• _Provided text_:
━━━━

MOYERS: The company was WorldCom, and by the late 1990s the telecom giant that had been founded by a resident of the small town of Brookhaven was carrying the whole state of Mississippi on a wave of pride and optimism.

WILLIAM QUIN, ATTORNEY: Prior to WorldCom, we had no Fortune 500 company and to my knowledge, had no company even close to reaching the Fortune 500.

MOYERS: But by the summer 2002, WorldCom was staggering under revelations of the most massive accounting fraud in corporate history.

This is a story of how political decisions in Washington D.C. made scandals like WorldCom possible by weakening investors' protections, enabling corporate insiders to become rich beyond belief while the savings of ordinary investors were wiped out...

Investors like Verbalee Watts, who runs an accounting business in Brookhaven. Like so many others here, Verbalee invested her savings in the company founded by Brookhaven's favorite son, Bernard Ebbers.

CONGRESSMAN (FROM WORLDCOM HEARINGS): Do you sleep well at night, Mr. Ebbers?

BERNARD EBBERS: On the instruction of counsel, I respectfully decline to answer on the basis of my Fifth Amendment constitutional rights.

MOYERS: As WorldCom's stock plummeted, so did Verbalee's plans for retirement.

WATTS: I virtually lost all of my retirement and practically all of my savings.

MOYERS: She had bought in at around $12 a share in 1996. A certified public accountant, Verbalee had done her homework.

WATTS: I talked to financial advisers. I didn't look at one set of financials on this company. I looked at several years'. I looked at the track record, okay? And had the track record been correct I wouldn't have put my money in, okay? I was given false information.

MOYERS: False information from executives indicted for cooking the books and from analysts accused of colluding with them: fraud that was overlooked or ignored by accountants, boards of directors, and government watchdogs who had been muzzled and could neither bark nor bite.

WATTS: I think that we should have better laws that protects the shareholders, okay?

MOYERS: Once upon a time we did have strong government regulation intended to protect shareholders like Verbalee.

━━━━

• _Data section_:
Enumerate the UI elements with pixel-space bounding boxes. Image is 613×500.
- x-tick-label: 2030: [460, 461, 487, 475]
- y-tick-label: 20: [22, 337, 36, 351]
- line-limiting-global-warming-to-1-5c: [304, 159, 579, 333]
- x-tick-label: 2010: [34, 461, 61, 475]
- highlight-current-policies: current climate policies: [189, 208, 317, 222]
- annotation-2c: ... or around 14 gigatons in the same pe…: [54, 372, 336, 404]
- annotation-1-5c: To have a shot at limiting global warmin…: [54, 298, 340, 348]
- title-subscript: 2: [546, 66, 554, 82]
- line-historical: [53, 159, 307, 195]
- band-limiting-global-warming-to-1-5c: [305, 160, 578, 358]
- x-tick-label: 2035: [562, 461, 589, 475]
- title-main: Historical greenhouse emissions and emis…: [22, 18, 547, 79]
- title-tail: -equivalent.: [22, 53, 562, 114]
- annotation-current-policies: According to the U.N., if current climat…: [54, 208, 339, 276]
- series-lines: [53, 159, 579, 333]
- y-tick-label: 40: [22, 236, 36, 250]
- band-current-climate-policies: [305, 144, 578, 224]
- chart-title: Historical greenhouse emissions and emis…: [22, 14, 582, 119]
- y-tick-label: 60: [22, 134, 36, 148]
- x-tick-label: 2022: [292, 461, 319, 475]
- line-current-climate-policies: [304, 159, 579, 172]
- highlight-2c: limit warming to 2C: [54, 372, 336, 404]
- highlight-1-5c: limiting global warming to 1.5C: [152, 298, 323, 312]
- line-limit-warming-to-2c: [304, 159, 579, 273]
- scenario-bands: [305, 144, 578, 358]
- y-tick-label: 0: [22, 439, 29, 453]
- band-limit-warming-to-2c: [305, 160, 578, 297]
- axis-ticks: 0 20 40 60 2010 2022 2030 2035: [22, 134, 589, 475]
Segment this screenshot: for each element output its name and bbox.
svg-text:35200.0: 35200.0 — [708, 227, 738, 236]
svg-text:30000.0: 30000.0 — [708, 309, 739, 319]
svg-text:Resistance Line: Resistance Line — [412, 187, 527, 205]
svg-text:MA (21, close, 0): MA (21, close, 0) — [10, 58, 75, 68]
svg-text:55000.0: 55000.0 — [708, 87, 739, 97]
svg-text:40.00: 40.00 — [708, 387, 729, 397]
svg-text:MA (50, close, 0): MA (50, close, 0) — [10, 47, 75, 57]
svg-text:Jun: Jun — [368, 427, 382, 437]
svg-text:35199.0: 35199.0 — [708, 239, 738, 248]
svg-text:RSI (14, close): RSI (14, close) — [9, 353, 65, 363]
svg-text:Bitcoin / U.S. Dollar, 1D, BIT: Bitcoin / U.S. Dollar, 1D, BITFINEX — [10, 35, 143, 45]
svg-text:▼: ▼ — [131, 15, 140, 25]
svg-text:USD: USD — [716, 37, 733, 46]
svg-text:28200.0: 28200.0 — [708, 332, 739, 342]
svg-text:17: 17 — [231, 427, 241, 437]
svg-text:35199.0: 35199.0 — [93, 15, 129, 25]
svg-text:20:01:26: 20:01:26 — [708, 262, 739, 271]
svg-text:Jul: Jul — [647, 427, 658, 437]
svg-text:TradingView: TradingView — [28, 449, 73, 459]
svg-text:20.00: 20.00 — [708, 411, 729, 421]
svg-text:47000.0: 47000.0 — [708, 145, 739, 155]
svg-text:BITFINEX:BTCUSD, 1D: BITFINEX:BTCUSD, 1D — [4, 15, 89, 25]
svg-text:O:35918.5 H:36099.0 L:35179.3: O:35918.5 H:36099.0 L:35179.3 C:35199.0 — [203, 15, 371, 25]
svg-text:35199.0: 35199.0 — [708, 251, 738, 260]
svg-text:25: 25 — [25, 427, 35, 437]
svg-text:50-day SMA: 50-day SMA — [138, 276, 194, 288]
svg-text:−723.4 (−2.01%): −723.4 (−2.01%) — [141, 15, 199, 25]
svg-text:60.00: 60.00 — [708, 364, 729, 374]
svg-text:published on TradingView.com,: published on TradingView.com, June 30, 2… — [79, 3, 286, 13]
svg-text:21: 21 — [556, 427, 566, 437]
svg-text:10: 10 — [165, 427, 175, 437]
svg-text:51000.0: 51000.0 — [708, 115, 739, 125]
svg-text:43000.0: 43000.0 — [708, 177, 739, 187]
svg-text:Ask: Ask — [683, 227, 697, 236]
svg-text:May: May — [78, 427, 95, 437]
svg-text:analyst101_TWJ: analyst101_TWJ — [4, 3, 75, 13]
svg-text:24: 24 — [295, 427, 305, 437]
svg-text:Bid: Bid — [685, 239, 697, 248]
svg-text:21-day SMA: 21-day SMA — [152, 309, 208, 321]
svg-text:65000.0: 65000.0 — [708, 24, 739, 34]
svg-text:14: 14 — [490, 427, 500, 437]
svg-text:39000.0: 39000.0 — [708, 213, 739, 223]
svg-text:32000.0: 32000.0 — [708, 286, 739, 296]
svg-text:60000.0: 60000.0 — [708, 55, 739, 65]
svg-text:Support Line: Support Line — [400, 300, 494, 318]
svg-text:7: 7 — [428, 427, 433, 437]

━━━━

• _Tasks to carry out_:
**1.** According to the WorldCom transcript, at roughly what price per share did Verbalee Watts buy into the company, and in what year?
**2.** Echo, word for word, the portion of the WorldCom transcript that opens with the words containing "MOYERS: But by" and closes with "son, Bernard Ebbers.".
The rows have no connection to the transcript.

• _Answers for this exercise_:
**1.** She bought in at around $12 a share in 1996.

**2.**
MOYERS: But by the summer 2002, WorldCom was staggering under revelations of the most massive accounting fraud in corporate history.

This is a story of how political decisions in Washington D.C. made scandals like WorldCom possible by weakening investors' protections, enabling corporate insiders to become rich beyond belief while the savings of ordinary investors were wiped out...

Investors like Verbalee Watts, who runs an accounting business in Brookhaven. Like so many others here, Verbalee invested her savings in the company founded by Brookhaven's favorite son, Bernard Ebbers.